TO BE DONE:
Some lines of these records may hold the word "Republik"; state how many, using only the number.

GIVEN DATA:
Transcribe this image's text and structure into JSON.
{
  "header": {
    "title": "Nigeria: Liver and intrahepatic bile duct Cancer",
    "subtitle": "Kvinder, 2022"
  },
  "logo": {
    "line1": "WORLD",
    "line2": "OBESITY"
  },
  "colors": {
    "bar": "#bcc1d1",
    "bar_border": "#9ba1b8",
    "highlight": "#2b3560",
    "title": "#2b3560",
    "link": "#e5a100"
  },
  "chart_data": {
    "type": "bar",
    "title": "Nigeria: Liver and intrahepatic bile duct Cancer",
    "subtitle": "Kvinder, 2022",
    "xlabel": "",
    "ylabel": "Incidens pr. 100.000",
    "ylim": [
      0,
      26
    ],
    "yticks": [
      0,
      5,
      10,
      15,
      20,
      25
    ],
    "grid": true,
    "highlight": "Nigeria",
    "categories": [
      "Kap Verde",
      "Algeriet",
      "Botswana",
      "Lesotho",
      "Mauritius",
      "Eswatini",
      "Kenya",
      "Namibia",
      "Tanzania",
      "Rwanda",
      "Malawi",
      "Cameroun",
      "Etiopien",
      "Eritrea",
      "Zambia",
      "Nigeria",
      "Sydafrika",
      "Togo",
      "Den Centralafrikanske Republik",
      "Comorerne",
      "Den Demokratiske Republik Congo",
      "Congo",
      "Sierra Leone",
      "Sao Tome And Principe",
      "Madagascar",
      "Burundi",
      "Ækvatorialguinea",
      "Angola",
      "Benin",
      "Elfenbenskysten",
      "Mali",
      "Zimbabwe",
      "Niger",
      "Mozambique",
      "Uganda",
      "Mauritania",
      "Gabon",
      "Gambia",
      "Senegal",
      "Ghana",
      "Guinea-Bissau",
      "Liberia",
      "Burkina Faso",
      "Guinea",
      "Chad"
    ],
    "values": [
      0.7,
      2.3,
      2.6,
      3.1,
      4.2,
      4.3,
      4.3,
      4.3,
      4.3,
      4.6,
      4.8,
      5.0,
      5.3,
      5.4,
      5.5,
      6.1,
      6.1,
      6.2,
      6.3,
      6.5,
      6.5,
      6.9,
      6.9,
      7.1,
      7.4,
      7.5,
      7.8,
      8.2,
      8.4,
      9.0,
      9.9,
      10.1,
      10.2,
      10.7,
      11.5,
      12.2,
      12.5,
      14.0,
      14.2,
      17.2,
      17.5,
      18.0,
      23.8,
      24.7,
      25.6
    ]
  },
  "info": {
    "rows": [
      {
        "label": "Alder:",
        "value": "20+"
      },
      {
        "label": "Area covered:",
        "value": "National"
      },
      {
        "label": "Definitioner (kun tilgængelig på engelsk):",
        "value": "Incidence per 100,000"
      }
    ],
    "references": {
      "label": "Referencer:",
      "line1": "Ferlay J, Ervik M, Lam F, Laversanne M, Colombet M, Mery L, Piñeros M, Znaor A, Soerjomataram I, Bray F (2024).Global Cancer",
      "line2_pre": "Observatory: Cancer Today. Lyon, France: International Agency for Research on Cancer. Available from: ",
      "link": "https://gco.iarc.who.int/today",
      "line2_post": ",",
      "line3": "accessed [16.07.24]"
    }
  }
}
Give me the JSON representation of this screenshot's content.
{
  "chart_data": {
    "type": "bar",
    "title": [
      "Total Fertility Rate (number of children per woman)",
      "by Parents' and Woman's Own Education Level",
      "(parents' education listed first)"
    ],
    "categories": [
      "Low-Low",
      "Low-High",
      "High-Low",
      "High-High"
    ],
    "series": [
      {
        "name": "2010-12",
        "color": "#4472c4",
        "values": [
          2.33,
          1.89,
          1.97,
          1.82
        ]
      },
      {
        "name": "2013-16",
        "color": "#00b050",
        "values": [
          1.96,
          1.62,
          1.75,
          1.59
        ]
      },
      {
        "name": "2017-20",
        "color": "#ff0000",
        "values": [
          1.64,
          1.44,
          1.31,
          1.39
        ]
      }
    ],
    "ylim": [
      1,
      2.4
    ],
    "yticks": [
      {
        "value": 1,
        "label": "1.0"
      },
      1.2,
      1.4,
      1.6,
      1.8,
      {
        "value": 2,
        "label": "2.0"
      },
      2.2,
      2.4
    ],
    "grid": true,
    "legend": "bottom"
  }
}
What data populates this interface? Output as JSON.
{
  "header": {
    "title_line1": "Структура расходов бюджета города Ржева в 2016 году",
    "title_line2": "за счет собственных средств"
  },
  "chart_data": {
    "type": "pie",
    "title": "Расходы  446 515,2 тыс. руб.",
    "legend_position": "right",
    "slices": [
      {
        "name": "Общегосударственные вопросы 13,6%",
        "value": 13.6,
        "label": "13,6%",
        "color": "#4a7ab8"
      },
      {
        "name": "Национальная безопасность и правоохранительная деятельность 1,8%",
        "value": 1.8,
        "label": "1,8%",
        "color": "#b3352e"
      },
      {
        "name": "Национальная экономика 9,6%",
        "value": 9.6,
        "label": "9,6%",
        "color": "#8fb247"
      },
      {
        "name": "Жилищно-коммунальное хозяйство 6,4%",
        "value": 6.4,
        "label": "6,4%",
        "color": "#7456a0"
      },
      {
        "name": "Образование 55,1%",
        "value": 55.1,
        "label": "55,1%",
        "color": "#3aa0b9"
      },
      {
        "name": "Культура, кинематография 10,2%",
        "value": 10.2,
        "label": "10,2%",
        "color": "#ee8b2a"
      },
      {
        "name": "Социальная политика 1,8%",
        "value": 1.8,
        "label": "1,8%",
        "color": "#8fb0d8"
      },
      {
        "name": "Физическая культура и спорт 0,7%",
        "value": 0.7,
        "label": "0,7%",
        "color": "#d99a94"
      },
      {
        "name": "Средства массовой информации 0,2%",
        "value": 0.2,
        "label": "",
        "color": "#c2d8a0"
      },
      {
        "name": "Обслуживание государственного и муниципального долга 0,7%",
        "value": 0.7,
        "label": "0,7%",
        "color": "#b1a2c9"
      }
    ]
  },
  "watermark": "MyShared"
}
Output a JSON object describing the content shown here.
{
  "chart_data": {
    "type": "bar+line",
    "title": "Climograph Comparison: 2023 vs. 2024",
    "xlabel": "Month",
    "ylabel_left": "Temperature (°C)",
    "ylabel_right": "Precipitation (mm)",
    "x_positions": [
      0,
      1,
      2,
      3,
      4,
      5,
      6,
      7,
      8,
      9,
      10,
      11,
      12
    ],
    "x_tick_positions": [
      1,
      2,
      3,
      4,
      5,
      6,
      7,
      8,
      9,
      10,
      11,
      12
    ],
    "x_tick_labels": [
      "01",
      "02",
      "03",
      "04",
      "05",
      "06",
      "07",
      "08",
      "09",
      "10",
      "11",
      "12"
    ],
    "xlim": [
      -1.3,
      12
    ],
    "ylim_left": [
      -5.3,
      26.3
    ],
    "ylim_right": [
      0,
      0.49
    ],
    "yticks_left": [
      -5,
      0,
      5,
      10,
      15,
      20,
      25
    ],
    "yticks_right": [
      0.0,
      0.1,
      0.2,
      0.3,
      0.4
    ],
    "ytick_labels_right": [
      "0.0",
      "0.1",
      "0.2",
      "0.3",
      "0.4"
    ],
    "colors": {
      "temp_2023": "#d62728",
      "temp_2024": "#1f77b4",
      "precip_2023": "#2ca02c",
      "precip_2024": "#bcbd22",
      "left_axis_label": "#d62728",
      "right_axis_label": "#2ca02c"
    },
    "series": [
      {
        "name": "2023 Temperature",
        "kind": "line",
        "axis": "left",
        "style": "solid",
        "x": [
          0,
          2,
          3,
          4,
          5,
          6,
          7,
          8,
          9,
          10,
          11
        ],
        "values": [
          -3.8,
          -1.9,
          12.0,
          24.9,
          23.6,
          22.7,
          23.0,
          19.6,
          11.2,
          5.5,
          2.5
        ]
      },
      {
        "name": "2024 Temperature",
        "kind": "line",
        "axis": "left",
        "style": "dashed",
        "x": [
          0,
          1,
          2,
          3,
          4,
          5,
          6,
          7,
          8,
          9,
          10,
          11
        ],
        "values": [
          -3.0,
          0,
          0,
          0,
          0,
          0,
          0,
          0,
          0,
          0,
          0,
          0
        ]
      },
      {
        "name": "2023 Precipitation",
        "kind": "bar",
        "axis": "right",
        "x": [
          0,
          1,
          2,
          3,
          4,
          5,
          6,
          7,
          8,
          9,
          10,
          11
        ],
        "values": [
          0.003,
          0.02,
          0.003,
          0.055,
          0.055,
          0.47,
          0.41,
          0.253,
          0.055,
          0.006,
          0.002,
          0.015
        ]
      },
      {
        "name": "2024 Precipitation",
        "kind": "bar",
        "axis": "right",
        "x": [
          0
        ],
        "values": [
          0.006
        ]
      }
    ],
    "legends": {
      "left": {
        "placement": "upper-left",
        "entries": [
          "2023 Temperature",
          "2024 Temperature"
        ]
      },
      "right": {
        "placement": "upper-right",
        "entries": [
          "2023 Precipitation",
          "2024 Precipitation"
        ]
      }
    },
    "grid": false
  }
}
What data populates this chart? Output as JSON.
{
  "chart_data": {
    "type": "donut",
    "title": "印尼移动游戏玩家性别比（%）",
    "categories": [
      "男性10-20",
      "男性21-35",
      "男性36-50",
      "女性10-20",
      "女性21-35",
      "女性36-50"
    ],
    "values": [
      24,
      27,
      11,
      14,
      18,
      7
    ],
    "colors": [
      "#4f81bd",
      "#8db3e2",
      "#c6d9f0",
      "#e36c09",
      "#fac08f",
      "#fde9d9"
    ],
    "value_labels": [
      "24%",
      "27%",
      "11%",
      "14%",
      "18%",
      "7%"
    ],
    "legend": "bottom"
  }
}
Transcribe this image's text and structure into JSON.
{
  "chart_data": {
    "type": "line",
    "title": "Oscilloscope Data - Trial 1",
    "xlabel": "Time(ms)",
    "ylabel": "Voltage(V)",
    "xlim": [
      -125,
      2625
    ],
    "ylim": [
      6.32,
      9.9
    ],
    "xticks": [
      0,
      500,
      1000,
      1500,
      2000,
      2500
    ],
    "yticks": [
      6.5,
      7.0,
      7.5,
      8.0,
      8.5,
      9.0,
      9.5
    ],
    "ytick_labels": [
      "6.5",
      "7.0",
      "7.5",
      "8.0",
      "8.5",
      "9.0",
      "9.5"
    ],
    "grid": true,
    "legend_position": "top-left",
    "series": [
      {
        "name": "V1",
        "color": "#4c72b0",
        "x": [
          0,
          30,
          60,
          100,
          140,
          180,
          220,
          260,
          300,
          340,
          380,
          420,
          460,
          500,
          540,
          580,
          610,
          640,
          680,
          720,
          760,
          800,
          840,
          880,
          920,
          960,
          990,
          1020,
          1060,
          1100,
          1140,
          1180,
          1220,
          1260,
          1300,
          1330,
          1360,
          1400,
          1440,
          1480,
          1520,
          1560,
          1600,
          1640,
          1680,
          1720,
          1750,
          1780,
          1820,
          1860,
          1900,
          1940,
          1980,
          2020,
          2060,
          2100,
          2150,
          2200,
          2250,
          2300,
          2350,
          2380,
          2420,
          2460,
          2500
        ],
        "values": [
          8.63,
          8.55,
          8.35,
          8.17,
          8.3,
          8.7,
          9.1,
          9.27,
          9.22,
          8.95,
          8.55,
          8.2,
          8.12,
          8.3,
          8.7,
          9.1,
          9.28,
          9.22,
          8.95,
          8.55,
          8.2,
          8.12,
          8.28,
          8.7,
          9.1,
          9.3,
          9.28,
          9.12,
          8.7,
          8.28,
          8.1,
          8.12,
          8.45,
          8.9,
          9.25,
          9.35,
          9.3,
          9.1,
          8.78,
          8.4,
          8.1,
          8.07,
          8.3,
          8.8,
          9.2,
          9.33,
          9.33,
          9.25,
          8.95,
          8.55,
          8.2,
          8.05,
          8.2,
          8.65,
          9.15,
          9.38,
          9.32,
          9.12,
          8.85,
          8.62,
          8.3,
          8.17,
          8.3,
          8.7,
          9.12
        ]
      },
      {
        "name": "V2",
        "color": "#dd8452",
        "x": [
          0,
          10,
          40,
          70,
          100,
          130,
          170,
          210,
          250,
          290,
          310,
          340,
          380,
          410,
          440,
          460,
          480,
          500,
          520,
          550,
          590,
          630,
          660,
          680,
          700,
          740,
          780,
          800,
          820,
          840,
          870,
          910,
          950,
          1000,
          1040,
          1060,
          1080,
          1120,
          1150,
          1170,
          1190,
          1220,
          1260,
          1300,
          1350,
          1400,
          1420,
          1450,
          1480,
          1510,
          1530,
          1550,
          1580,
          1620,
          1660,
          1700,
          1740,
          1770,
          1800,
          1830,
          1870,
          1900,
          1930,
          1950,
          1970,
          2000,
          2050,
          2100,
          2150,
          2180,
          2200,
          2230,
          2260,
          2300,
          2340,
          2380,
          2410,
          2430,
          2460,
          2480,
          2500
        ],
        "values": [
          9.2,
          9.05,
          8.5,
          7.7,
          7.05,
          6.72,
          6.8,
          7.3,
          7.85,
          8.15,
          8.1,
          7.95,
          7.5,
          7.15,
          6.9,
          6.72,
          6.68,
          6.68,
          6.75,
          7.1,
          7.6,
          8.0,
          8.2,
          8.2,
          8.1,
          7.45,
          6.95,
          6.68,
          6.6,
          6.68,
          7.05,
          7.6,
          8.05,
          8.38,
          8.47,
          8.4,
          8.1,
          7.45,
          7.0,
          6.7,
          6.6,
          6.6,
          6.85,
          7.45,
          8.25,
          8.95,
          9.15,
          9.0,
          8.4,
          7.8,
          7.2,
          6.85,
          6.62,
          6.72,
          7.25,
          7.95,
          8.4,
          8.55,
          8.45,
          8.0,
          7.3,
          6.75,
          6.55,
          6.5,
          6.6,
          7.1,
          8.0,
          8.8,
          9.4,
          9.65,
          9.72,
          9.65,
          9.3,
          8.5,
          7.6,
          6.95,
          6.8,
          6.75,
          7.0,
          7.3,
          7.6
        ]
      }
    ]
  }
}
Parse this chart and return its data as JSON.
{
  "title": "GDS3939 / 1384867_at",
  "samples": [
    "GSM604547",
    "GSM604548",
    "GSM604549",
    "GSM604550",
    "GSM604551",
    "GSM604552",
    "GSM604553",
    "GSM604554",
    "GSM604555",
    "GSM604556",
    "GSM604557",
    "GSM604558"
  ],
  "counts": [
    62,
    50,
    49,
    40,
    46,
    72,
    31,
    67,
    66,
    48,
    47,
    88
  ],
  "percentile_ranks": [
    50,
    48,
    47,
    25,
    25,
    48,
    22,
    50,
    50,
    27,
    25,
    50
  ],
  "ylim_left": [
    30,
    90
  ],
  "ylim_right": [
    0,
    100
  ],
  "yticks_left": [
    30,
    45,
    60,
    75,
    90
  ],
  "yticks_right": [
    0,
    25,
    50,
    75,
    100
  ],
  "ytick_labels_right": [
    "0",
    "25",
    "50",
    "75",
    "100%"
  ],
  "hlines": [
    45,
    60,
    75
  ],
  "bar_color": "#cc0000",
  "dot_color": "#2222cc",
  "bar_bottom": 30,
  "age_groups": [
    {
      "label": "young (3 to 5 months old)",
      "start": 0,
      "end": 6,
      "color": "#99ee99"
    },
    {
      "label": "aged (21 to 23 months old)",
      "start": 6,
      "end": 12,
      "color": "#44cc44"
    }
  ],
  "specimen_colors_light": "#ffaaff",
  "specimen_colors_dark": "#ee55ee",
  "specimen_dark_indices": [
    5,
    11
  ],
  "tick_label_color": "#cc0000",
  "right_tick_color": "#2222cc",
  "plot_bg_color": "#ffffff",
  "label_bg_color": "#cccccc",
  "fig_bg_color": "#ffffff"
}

ANSWER TO THE EXERCISE:
2